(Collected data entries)
☆ ☆ ☆ ☆ ☆
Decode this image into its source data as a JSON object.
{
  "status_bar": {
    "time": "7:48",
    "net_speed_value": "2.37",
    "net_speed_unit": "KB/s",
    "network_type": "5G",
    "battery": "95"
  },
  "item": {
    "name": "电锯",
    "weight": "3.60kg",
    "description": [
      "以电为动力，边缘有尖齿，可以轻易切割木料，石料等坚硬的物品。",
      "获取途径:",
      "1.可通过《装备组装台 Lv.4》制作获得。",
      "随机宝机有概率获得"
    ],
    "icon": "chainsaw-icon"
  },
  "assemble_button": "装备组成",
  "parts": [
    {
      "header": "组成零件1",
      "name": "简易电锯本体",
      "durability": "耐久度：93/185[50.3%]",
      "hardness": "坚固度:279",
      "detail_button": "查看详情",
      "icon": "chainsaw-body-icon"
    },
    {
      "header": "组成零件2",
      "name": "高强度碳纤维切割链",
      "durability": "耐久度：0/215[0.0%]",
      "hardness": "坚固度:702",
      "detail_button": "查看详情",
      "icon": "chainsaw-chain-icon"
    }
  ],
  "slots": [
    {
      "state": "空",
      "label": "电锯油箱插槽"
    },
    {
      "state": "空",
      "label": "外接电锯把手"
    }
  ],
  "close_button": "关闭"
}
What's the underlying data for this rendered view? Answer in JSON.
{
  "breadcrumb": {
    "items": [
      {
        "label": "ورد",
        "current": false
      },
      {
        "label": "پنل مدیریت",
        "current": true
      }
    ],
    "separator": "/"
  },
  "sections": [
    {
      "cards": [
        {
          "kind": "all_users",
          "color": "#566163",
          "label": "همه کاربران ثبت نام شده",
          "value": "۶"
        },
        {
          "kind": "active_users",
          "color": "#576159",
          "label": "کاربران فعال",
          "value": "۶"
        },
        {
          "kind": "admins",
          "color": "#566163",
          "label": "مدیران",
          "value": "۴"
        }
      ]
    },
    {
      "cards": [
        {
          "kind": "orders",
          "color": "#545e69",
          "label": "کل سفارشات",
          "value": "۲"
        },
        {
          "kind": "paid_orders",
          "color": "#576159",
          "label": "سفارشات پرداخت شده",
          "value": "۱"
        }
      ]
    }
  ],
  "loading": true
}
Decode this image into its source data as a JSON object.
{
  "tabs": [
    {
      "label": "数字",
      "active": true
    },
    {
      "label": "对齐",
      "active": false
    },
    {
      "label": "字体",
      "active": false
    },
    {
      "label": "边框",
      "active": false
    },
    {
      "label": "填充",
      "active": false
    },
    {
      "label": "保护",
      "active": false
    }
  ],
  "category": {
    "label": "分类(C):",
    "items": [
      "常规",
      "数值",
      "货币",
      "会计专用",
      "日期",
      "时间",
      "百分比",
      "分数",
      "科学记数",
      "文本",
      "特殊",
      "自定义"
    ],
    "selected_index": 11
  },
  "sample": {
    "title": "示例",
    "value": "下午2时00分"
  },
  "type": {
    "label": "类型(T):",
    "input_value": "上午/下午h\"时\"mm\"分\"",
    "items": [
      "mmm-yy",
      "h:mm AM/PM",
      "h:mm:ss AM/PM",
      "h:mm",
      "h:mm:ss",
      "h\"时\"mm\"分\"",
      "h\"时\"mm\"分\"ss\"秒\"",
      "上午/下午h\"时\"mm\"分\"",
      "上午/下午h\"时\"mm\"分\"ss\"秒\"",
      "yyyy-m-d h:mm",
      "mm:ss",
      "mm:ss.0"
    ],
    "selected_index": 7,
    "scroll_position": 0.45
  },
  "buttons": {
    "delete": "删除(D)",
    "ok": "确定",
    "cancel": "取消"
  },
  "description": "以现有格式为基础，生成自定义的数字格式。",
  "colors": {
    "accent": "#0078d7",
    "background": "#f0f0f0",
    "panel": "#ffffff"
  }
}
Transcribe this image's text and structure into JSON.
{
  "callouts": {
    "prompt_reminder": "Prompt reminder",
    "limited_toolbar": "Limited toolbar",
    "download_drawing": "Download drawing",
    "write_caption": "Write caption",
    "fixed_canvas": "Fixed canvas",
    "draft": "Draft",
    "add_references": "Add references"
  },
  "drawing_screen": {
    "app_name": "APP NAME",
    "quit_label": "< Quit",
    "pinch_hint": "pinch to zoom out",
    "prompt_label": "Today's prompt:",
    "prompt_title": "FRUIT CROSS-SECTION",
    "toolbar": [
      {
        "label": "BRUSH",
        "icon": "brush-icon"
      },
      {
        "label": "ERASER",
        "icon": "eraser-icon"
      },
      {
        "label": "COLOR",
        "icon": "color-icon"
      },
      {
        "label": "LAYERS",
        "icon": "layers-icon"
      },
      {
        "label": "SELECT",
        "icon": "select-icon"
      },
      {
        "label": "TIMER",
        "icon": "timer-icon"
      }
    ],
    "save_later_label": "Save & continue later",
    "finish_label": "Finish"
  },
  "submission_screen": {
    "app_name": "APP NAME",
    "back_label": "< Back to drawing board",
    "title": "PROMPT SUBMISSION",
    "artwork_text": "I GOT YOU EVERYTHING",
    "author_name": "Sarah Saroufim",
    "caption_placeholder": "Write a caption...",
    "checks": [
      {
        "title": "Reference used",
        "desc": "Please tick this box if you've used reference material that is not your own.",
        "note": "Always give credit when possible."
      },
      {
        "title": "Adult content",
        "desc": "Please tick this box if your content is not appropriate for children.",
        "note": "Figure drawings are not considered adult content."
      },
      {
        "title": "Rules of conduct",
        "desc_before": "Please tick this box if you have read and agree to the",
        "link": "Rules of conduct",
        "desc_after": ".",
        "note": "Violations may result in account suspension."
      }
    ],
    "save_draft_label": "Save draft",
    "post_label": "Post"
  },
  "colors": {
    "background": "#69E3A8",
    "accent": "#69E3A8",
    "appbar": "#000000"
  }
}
☆ ☆ ☆ ☆ ☆
Your task –
Return all the data above once more, precisely as given.

Problem solution –
Decode this image into its source data as a JSON object.
{
  "status_bar": {
    "time": "7:48",
    "net_speed_value": "2.37",
    "net_speed_unit": "KB/s",
    "network_type": "5G",
    "battery": "95"
  },
  "item": {
    "name": "电锯",
    "weight": "3.60kg",
    "description": [
      "以电为动力，边缘有尖齿，可以轻易切割木料，石料等坚硬的物品。",
      "获取途径:",
      "1.可通过《装备组装台 Lv.4》制作获得。",
      "随机宝机有概率获得"
    ],
    "icon": "chainsaw-icon"
  },
  "assemble_button": "装备组成",
  "parts": [
    {
      "header": "组成零件1",
      "name": "简易电锯本体",
      "durability": "耐久度：93/185[50.3%]",
      "hardness": "坚固度:279",
      "detail_button": "查看详情",
      "icon": "chainsaw-body-icon"
    },
    {
      "header": "组成零件2",
      "name": "高强度碳纤维切割链",
      "durability": "耐久度：0/215[0.0%]",
      "hardness": "坚固度:702",
      "detail_button": "查看详情",
      "icon": "chainsaw-chain-icon"
    }
  ],
  "slots": [
    {
      "state": "空",
      "label": "电锯油箱插槽"
    },
    {
      "state": "空",
      "label": "外接电锯把手"
    }
  ],
  "close_button": "关闭"
}
What's the underlying data for this rendered view? Answer in JSON.
{
  "breadcrumb": {
    "items": [
      {
        "label": "ورد",
        "current": false
      },
      {
        "label": "پنل مدیریت",
        "current": true
      }
    ],
    "separator": "/"
  },
  "sections": [
    {
      "cards": [
        {
          "kind": "all_users",
          "color": "#566163",
          "label": "همه کاربران ثبت نام شده",
          "value": "۶"
        },
        {
          "kind": "active_users",
          "color": "#576159",
          "label": "کاربران فعال",
          "value": "۶"
        },
        {
          "kind": "admins",
          "color": "#566163",
          "label": "مدیران",
          "value": "۴"
        }
      ]
    },
    {
      "cards": [
        {
          "kind": "orders",
          "color": "#545e69",
          "label": "کل سفارشات",
          "value": "۲"
        },
        {
          "kind": "paid_orders",
          "color": "#576159",
          "label": "سفارشات پرداخت شده",
          "value": "۱"
        }
      ]
    }
  ],
  "loading": true
}
Decode this image into its source data as a JSON object.
{
  "tabs": [
    {
      "label": "数字",
      "active": true
    },
    {
      "label": "对齐",
      "active": false
    },
    {
      "label": "字体",
      "active": false
    },
    {
      "label": "边框",
      "active": false
    },
    {
      "label": "填充",
      "active": false
    },
    {
      "label": "保护",
      "active": false
    }
  ],
  "category": {
    "label": "分类(C):",
    "items": [
      "常规",
      "数值",
      "货币",
      "会计专用",
      "日期",
      "时间",
      "百分比",
      "分数",
      "科学记数",
      "文本",
      "特殊",
      "自定义"
    ],
    "selected_index": 11
  },
  "sample": {
    "title": "示例",
    "value": "下午2时00分"
  },
  "type": {
    "label": "类型(T):",
    "input_value": "上午/下午h\"时\"mm\"分\"",
    "items": [
      "mmm-yy",
      "h:mm AM/PM",
      "h:mm:ss AM/PM",
      "h:mm",
      "h:mm:ss",
      "h\"时\"mm\"分\"",
      "h\"时\"mm\"分\"ss\"秒\"",
      "上午/下午h\"时\"mm\"分\"",
      "上午/下午h\"时\"mm\"分\"ss\"秒\"",
      "yyyy-m-d h:mm",
      "mm:ss",
      "mm:ss.0"
    ],
    "selected_index": 7,
    "scroll_position": 0.45
  },
  "buttons": {
    "delete": "删除(D)",
    "ok": "确定",
    "cancel": "取消"
  },
  "description": "以现有格式为基础，生成自定义的数字格式。",
  "colors": {
    "accent": "#0078d7",
    "background": "#f0f0f0",
    "panel": "#ffffff"
  }
}
Transcribe this image's text and structure into JSON.
{
  "callouts": {
    "prompt_reminder": "Prompt reminder",
    "limited_toolbar": "Limited toolbar",
    "download_drawing": "Download drawing",
    "write_caption": "Write caption",
    "fixed_canvas": "Fixed canvas",
    "draft": "Draft",
    "add_references": "Add references"
  },
  "drawing_screen": {
    "app_name": "APP NAME",
    "quit_label": "< Quit",
    "pinch_hint": "pinch to zoom out",
    "prompt_label": "Today's prompt:",
    "prompt_title": "FRUIT CROSS-SECTION",
    "toolbar": [
      {
        "label": "BRUSH",
        "icon": "brush-icon"
      },
      {
        "label": "ERASER",
        "icon": "eraser-icon"
      },
      {
        "label": "COLOR",
        "icon": "color-icon"
      },
      {
        "label": "LAYERS",
        "icon": "layers-icon"
      },
      {
        "label": "SELECT",
        "icon": "select-icon"
      },
      {
        "label": "TIMER",
        "icon": "timer-icon"
      }
    ],
    "save_later_label": "Save & continue later",
    "finish_label": "Finish"
  },
  "submission_screen": {
    "app_name": "APP NAME",
    "back_label": "< Back to drawing board",
    "title": "PROMPT SUBMISSION",
    "artwork_text": "I GOT YOU EVERYTHING",
    "author_name": "Sarah Saroufim",
    "caption_placeholder": "Write a caption...",
    "checks": [
      {
        "title": "Reference used",
        "desc": "Please tick this box if you've used reference material that is not your own.",
        "note": "Always give credit when possible."
      },
      {
        "title": "Adult content",
        "desc": "Please tick this box if your content is not appropriate for children.",
        "note": "Figure drawings are not considered adult content."
      },
      {
        "title": "Rules of conduct",
        "desc_before": "Please tick this box if you have read and agree to the",
        "link": "Rules of conduct",
        "desc_after": ".",
        "note": "Violations may result in account suspension."
      }
    ],
    "save_draft_label": "Save draft",
    "post_label": "Post"
  },
  "colors": {
    "background": "#69E3A8",
    "accent": "#69E3A8",
    "appbar": "#000000"
  }
}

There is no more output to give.